WHAT THE TASK REQUIRES: Turn everything from the row containing "Give bounding boxes" down to the row containing "wind-barb-feather: [378, 458, 386, 463]", both of those rows included, into a numbered list, leaving out any blank lines.
-- Begin ENTRIES SUPPLIED --
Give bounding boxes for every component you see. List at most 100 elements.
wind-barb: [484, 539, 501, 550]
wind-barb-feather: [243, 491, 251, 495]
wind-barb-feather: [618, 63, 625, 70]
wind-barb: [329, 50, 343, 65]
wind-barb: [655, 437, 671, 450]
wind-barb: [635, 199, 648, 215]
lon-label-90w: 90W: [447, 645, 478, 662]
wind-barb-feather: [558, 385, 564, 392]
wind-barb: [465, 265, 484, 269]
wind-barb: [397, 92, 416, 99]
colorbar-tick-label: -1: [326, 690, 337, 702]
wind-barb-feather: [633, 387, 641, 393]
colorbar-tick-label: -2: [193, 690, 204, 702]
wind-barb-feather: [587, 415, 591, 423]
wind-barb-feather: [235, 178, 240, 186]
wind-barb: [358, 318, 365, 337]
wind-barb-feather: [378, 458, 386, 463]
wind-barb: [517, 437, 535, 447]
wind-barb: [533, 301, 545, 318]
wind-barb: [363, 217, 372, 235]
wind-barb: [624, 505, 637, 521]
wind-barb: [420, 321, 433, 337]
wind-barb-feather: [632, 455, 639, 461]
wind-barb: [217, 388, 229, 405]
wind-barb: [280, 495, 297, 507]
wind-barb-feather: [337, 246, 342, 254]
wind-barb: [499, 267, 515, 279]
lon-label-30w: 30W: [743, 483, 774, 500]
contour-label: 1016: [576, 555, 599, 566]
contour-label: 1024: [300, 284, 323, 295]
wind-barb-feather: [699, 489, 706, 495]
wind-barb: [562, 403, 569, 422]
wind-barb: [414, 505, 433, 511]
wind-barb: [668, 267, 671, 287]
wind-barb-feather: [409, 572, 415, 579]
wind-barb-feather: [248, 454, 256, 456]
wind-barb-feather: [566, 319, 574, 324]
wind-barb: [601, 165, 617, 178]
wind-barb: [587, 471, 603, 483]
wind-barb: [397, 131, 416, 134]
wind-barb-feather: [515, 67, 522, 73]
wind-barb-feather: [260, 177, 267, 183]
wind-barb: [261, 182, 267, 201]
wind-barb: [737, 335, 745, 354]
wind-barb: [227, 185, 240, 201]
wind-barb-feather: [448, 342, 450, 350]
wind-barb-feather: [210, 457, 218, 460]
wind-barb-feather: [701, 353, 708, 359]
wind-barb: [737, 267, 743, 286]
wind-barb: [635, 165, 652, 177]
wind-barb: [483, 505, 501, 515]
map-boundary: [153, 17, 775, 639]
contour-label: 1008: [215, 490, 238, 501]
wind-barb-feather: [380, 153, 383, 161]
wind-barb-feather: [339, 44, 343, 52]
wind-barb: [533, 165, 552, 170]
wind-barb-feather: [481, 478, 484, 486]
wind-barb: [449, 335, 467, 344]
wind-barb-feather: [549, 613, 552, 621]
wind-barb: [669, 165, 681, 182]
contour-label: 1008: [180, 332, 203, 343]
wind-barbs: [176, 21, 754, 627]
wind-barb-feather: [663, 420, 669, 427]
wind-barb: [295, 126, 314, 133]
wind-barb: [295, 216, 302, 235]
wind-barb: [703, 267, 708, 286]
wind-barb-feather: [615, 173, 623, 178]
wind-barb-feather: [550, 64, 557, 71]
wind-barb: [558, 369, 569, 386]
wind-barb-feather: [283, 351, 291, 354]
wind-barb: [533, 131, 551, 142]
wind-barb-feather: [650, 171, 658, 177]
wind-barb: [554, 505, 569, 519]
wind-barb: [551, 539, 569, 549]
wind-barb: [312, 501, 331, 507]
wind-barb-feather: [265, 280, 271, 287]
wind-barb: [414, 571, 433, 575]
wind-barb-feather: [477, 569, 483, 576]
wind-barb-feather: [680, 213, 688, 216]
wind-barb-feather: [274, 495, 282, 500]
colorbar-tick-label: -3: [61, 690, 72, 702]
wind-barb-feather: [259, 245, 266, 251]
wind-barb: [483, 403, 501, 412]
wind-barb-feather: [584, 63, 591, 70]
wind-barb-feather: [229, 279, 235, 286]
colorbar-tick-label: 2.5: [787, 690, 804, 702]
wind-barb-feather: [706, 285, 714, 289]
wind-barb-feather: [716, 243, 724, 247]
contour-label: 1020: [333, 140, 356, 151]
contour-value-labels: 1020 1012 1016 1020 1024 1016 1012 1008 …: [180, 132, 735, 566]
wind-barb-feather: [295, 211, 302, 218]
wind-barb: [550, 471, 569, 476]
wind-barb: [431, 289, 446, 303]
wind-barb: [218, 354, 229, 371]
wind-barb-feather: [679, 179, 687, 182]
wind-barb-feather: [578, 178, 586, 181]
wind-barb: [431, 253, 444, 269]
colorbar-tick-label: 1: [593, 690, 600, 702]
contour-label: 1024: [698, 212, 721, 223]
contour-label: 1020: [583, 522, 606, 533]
-- End ENTRIES SUPPLIED --
-- Begin ENTRIES SUPPLIED --
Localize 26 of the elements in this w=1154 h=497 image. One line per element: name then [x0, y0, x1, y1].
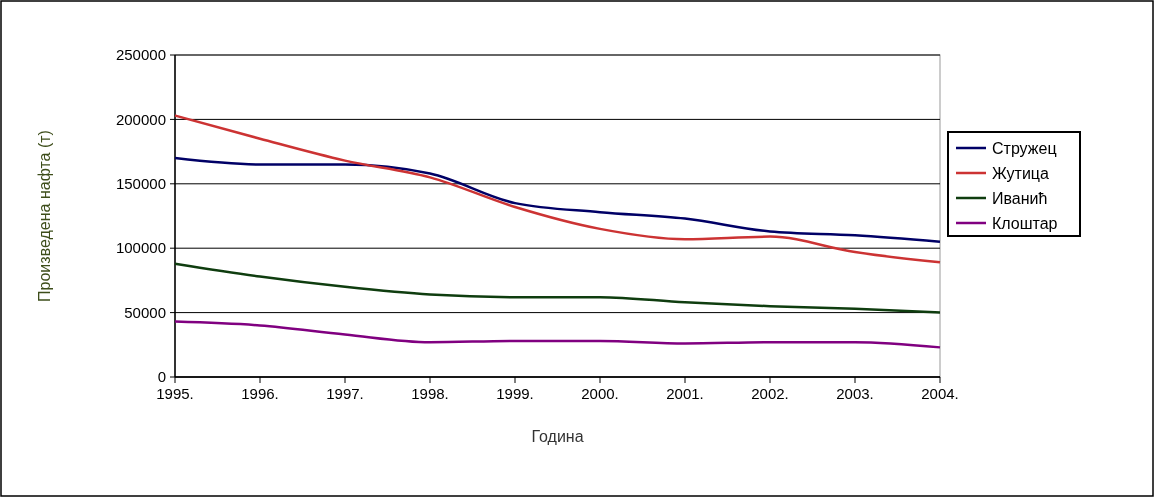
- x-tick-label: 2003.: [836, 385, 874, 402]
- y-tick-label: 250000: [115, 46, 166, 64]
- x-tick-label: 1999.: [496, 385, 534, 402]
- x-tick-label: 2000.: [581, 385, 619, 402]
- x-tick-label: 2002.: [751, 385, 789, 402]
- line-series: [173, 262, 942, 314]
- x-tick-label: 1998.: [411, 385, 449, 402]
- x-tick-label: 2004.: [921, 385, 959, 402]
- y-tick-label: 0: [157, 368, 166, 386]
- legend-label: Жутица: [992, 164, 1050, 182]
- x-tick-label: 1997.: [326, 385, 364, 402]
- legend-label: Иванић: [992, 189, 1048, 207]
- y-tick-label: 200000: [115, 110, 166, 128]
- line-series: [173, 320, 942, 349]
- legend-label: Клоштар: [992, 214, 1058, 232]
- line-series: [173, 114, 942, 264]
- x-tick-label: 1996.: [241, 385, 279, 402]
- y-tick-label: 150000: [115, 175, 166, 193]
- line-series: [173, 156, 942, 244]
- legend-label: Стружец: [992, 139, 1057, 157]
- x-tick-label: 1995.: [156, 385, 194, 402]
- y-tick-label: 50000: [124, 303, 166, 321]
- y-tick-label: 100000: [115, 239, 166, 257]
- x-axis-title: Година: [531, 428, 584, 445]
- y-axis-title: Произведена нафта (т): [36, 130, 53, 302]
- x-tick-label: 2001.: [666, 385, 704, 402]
-- End ENTRIES SUPPLIED --
OUTPUT OF THE EXERCISE:
1. Give bounding boxes for every component you see. List at most 100 elements.
2. wind-barb: [484, 539, 501, 550]
3. wind-barb-feather: [243, 491, 251, 495]
4. wind-barb-feather: [618, 63, 625, 70]
5. wind-barb: [329, 50, 343, 65]
6. wind-barb: [655, 437, 671, 450]
7. wind-barb: [635, 199, 648, 215]
8. lon-label-90w: 90W: [447, 645, 478, 662]
9. wind-barb-feather: [558, 385, 564, 392]
10. wind-barb: [465, 265, 484, 269]
11. wind-barb: [397, 92, 416, 99]
12. colorbar-tick-label: -1: [326, 690, 337, 702]
13. wind-barb-feather: [633, 387, 641, 393]
14. colorbar-tick-label: -2: [193, 690, 204, 702]
15. wind-barb-feather: [587, 415, 591, 423]
16. wind-barb-feather: [235, 178, 240, 186]
17. wind-barb: [358, 318, 365, 337]
18. wind-barb-feather: [378, 458, 386, 463]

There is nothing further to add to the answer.